▶ **Stated goal**
Each line containing the word "salt" must be reported.

[start Available records]

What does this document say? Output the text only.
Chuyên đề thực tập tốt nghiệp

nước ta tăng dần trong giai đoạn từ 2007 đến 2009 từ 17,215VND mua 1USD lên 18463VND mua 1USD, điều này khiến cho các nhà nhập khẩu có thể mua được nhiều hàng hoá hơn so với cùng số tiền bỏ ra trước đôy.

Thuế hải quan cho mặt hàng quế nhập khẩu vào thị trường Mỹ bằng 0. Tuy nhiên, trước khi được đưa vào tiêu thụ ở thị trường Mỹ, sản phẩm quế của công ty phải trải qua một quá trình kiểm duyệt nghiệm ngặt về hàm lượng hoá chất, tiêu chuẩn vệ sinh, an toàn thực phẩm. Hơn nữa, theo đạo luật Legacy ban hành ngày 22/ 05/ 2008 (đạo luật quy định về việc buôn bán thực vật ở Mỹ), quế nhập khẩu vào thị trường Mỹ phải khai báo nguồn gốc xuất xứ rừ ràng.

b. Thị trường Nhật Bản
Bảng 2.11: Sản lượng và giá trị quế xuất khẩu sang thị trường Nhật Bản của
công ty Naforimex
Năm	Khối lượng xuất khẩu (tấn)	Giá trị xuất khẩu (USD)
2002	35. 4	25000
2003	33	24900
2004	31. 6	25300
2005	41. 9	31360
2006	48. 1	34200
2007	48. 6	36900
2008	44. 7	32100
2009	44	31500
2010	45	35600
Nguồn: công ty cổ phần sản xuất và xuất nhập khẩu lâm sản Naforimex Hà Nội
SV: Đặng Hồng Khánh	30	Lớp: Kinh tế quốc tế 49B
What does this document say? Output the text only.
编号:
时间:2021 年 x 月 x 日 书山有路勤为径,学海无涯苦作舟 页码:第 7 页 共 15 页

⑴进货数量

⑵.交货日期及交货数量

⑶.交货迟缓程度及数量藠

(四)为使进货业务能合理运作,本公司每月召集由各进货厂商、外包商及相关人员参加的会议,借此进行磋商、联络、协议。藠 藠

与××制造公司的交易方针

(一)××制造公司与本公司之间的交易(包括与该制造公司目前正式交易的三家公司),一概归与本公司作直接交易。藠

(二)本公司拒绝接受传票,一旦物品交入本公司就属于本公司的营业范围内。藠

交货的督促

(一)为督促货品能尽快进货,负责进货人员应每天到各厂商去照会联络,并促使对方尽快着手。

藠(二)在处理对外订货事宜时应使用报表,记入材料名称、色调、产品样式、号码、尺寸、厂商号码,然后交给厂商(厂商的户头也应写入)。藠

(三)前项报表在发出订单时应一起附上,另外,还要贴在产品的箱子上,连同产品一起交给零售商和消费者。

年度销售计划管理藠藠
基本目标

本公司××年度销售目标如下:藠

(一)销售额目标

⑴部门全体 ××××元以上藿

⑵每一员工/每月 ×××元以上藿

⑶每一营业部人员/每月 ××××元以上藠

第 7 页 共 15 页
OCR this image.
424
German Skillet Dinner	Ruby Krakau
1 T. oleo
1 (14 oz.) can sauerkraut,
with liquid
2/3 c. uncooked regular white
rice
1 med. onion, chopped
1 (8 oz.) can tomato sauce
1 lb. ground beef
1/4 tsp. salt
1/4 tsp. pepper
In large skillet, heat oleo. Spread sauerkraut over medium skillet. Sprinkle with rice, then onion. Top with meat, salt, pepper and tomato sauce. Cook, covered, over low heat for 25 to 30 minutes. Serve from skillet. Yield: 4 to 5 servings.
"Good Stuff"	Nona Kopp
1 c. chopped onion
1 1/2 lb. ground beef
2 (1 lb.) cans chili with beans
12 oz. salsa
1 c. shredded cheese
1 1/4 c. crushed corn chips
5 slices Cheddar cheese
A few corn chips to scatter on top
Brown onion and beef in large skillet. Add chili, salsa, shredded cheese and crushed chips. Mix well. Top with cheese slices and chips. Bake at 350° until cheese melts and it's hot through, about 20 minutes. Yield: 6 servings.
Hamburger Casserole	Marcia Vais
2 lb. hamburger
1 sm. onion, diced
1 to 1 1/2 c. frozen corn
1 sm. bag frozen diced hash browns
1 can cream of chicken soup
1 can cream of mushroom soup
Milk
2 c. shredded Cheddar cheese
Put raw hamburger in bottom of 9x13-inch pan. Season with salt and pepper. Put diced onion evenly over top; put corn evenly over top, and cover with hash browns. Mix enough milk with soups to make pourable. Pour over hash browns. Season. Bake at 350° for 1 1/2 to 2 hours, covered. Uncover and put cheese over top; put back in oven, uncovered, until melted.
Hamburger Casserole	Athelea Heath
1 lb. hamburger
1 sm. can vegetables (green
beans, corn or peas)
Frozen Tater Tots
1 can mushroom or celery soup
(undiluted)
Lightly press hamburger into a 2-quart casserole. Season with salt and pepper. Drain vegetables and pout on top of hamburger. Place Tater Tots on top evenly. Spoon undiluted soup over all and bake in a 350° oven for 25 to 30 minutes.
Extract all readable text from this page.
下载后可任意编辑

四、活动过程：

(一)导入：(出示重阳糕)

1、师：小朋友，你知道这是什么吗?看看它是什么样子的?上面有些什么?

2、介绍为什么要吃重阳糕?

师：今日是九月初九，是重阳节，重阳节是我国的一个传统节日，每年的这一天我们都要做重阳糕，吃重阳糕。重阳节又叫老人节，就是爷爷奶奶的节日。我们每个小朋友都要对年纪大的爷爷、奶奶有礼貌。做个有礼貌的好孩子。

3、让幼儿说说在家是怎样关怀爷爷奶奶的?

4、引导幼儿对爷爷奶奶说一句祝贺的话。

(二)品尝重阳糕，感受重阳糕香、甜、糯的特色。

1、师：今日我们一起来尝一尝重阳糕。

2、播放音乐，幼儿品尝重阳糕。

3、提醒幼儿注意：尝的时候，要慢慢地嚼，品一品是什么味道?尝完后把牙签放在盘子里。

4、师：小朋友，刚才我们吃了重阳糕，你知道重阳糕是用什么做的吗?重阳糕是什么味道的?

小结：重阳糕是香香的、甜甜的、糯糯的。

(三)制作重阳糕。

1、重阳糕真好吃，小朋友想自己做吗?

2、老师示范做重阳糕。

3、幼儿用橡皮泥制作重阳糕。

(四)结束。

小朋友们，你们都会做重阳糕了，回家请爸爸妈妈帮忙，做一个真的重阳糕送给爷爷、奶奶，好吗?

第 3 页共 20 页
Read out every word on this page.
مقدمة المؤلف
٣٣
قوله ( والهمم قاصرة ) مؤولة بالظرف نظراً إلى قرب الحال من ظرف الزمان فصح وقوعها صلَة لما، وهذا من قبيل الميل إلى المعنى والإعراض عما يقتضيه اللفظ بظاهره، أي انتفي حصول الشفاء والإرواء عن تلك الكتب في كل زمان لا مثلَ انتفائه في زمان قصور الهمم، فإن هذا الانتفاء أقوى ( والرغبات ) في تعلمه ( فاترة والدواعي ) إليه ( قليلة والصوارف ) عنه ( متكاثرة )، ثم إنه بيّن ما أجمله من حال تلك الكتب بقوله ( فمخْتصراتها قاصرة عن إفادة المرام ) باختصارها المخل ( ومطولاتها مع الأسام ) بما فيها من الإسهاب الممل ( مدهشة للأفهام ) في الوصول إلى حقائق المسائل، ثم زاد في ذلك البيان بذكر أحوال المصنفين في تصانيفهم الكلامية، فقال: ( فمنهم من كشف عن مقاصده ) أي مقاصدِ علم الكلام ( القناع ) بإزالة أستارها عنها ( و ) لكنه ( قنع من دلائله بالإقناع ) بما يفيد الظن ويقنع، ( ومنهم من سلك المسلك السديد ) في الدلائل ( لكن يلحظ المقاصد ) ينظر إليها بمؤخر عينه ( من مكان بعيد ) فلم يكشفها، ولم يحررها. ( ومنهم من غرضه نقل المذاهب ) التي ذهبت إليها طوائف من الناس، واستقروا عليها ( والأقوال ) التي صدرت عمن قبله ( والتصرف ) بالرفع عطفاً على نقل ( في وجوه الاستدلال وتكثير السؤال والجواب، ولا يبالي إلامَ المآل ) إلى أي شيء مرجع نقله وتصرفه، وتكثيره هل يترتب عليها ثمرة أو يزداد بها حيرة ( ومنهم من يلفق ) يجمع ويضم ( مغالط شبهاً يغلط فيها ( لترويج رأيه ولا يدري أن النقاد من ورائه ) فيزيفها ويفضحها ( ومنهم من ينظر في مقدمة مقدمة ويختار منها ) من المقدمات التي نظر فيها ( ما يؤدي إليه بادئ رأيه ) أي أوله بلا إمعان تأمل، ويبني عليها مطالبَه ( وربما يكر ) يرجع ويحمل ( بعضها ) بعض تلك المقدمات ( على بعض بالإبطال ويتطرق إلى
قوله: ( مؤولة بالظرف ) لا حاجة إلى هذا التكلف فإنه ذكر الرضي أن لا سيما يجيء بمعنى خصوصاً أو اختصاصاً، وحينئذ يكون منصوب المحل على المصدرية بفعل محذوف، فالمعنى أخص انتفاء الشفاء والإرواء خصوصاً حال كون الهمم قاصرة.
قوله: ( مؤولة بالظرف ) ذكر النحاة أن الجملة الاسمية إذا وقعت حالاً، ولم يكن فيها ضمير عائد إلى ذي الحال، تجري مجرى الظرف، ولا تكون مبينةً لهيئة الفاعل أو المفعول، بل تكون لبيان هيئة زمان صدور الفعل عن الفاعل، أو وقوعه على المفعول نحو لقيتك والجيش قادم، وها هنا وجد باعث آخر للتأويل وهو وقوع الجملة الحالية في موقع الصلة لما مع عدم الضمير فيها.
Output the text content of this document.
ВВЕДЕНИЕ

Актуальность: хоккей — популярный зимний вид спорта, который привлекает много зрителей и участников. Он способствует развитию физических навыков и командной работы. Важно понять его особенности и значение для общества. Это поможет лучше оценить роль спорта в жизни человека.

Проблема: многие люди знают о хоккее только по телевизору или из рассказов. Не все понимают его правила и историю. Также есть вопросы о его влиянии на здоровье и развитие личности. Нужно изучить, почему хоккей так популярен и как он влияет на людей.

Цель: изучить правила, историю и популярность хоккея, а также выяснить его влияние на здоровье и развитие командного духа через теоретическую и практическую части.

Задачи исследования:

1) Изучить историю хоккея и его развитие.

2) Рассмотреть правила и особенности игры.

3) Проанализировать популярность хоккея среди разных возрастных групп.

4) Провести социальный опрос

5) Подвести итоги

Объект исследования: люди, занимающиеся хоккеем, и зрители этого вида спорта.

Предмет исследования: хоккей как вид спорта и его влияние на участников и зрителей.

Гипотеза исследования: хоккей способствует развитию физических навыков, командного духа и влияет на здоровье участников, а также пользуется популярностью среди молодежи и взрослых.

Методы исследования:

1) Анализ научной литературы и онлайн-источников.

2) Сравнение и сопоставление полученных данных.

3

[end Available records]

▶ **Written answer**
1/4 tsp. salt
In large skillet, heat oleo. Spread sauerkraut over medium skillet. Sprinkle with rice, then onion. Top with meat, salt, pepper and tomato sauce. Cook, covered, over low heat for 25 to 30 minutes. Serve from skillet. Yield: 4 to 5 servings.
Put raw hamburger in bottom of 9x13-inch pan. Season with salt and pepper. Put diced onion evenly over top; put corn evenly over top, and cover with hash browns. Mix enough milk with soups to make pourable. Pour over hash browns. Season. Bake at 350° for 1 1/2 to 2 hours, covered. Uncover and put cheese over top; put back in oven, uncovered, until melted.
Lightly press hamburger into a 2-quart casserole. Season with salt and pepper. Drain vegetables and pout on top of hamburger. Place Tater Tots on top evenly. Spoon undiluted soup over all and bake in a 350° oven for 25 to 30 minutes.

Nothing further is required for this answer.